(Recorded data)
◇ ◇ ◇ ◇ ◇ ◇ ◇
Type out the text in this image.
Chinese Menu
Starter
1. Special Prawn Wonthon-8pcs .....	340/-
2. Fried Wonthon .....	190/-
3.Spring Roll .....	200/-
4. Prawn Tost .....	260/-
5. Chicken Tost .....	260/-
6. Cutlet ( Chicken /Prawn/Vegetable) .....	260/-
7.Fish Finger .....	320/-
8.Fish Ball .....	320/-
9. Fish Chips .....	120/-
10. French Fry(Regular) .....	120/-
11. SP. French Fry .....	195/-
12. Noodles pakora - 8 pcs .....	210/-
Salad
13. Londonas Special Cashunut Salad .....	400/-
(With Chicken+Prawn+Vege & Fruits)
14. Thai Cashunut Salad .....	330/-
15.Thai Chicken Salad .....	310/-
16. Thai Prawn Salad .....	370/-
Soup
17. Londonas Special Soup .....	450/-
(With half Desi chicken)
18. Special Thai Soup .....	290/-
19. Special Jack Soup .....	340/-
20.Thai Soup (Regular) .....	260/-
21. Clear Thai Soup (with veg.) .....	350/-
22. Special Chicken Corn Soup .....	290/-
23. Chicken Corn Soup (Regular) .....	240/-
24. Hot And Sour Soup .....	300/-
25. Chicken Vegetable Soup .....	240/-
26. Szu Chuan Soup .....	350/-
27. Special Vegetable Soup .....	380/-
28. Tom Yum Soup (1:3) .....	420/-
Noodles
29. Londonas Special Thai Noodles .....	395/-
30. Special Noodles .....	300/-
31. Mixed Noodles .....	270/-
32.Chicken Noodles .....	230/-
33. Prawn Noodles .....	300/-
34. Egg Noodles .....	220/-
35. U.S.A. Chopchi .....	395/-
◇ ◇ ◇ ◇ ◇ ◇ ◇
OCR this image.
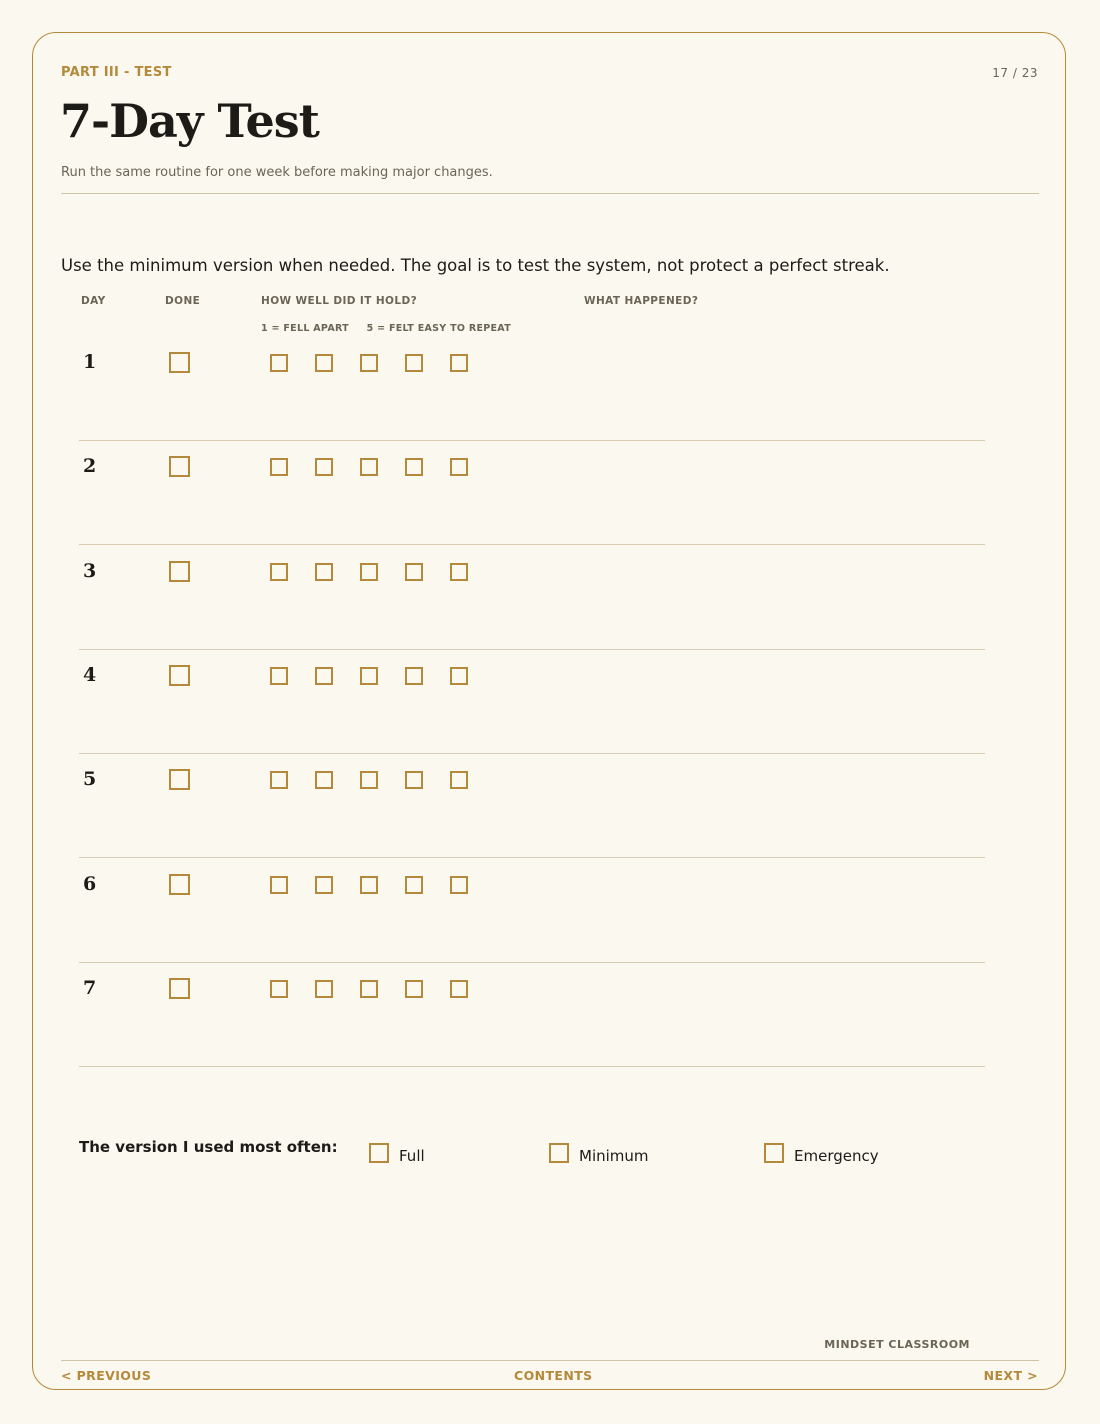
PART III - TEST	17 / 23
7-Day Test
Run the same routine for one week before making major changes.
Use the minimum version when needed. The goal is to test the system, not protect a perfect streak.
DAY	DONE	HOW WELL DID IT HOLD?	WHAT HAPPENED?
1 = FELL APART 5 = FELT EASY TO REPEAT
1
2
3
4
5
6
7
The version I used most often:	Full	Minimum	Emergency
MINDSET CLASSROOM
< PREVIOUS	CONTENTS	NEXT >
◇ ◇ ◇ ◇ ◇ ◇ ◇
__Instruction__: Which lines of the data include "Noodles"? Copy each of them.

__Final result__:
12. Noodles pakora - 8 pcs .....	210/-
Noodles
29. Londonas Special Thai Noodles .....	395/-
30. Special Noodles .....	300/-
31. Mixed Noodles .....	270/-
32.Chicken Noodles .....	230/-
33. Prawn Noodles .....	300/-
34. Egg Noodles .....	220/-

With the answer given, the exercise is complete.